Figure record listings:

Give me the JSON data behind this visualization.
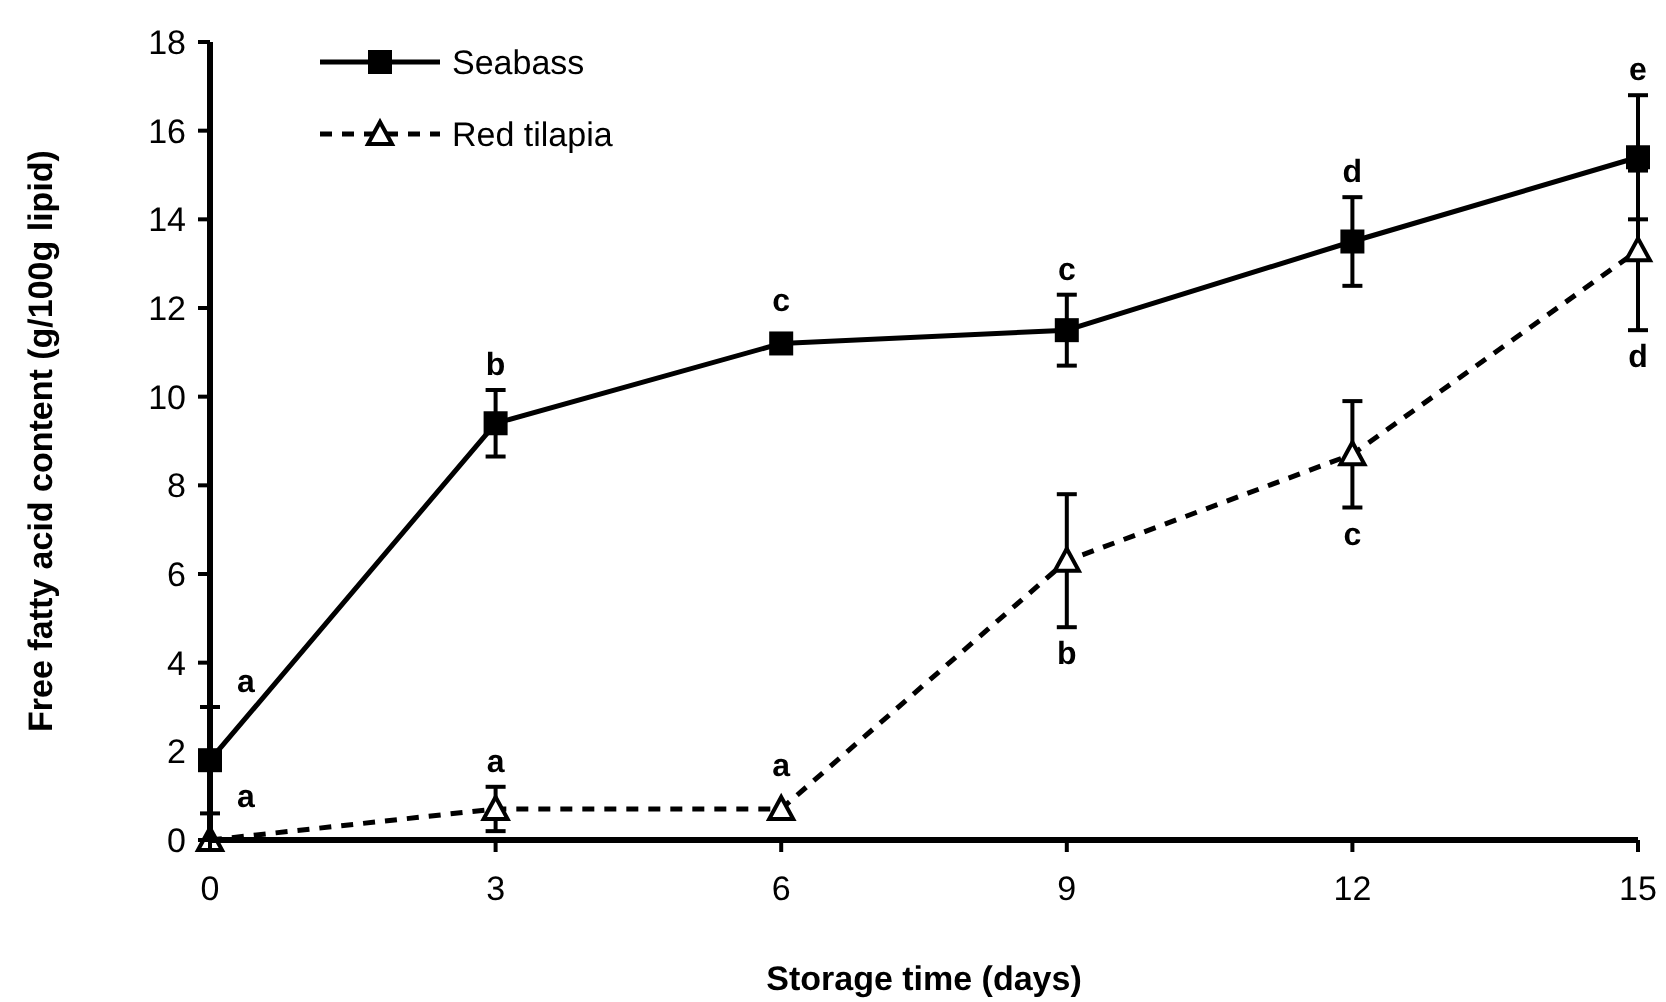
{
  "chart_data": {
    "type": "line",
    "xlabel": "Storage time (days)",
    "ylabel": "Free fatty acid content (g/100g lipid)",
    "x": [
      0,
      3,
      6,
      9,
      12,
      15
    ],
    "xlim": [
      0,
      15
    ],
    "xticks": [
      0,
      3,
      6,
      9,
      12,
      15
    ],
    "ylim": [
      0,
      18
    ],
    "yticks": [
      0,
      2,
      4,
      6,
      8,
      10,
      12,
      14,
      16,
      18
    ],
    "grid": false,
    "legend": "top left",
    "series": [
      {
        "name": "Seabass",
        "color": "#000000",
        "marker": "square",
        "line_style": "solid",
        "values": [
          1.8,
          9.4,
          11.2,
          11.5,
          13.5,
          15.4
        ],
        "errors": [
          1.2,
          0.75,
          null,
          0.8,
          1.0,
          1.4
        ]
      },
      {
        "name": "Red tilapia",
        "color": "#000000",
        "marker": "triangle",
        "line_style": "dashed",
        "values": [
          0,
          0.7,
          0.7,
          6.3,
          8.7,
          13.3
        ],
        "errors": [
          null,
          0.5,
          null,
          1.5,
          1.2,
          1.8
        ]
      }
    ],
    "annotations": [
      {
        "text": "a",
        "x": 0,
        "y": 1.8
      },
      {
        "text": "b",
        "x": 3,
        "y": 9.4
      },
      {
        "text": "c",
        "x": 6,
        "y": 11.2
      },
      {
        "text": "c",
        "x": 9,
        "y": 11.5
      },
      {
        "text": "d",
        "x": 12,
        "y": 13.5
      },
      {
        "text": "e",
        "x": 15,
        "y": 15.4
      },
      {
        "text": "a",
        "x": 0,
        "y": 0
      },
      {
        "text": "a",
        "x": 3,
        "y": 0.7
      },
      {
        "text": "a",
        "x": 6,
        "y": 0.7
      },
      {
        "text": "b",
        "x": 9,
        "y": 6.3
      },
      {
        "text": "c",
        "x": 12,
        "y": 8.7
      },
      {
        "text": "d",
        "x": 15,
        "y": 13.3
      }
    ]
  }
}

• Requirement: From the material above, reproduce everything verbatim except the pictures.

• Final result:
Give me the JSON data behind this visualization.
{
  "chart_data": {
    "type": "line",
    "xlabel": "Storage time (days)",
    "ylabel": "Free fatty acid content (g/100g lipid)",
    "x": [
      0,
      3,
      6,
      9,
      12,
      15
    ],
    "xlim": [
      0,
      15
    ],
    "xticks": [
      0,
      3,
      6,
      9,
      12,
      15
    ],
    "ylim": [
      0,
      18
    ],
    "yticks": [
      0,
      2,
      4,
      6,
      8,
      10,
      12,
      14,
      16,
      18
    ],
    "grid": false,
    "legend": "top left",
    "series": [
      {
        "name": "Seabass",
        "color": "#000000",
        "marker": "square",
        "line_style": "solid",
        "values": [
          1.8,
          9.4,
          11.2,
          11.5,
          13.5,
          15.4
        ],
        "errors": [
          1.2,
          0.75,
          null,
          0.8,
          1.0,
          1.4
        ]
      },
      {
        "name": "Red tilapia",
        "color": "#000000",
        "marker": "triangle",
        "line_style": "dashed",
        "values": [
          0,
          0.7,
          0.7,
          6.3,
          8.7,
          13.3
        ],
        "errors": [
          null,
          0.5,
          null,
          1.5,
          1.2,
          1.8
        ]
      }
    ],
    "annotations": [
      {
        "text": "a",
        "x": 0,
        "y": 1.8
      },
      {
        "text": "b",
        "x": 3,
        "y": 9.4
      },
      {
        "text": "c",
        "x": 6,
        "y": 11.2
      },
      {
        "text": "c",
        "x": 9,
        "y": 11.5
      },
      {
        "text": "d",
        "x": 12,
        "y": 13.5
      },
      {
        "text": "e",
        "x": 15,
        "y": 15.4
      },
      {
        "text": "a",
        "x": 0,
        "y": 0
      },
      {
        "text": "a",
        "x": 3,
        "y": 0.7
      },
      {
        "text": "a",
        "x": 6,
        "y": 0.7
      },
      {
        "text": "b",
        "x": 9,
        "y": 6.3
      },
      {
        "text": "c",
        "x": 12,
        "y": 8.7
      },
      {
        "text": "d",
        "x": 15,
        "y": 13.3
      }
    ]
  }
}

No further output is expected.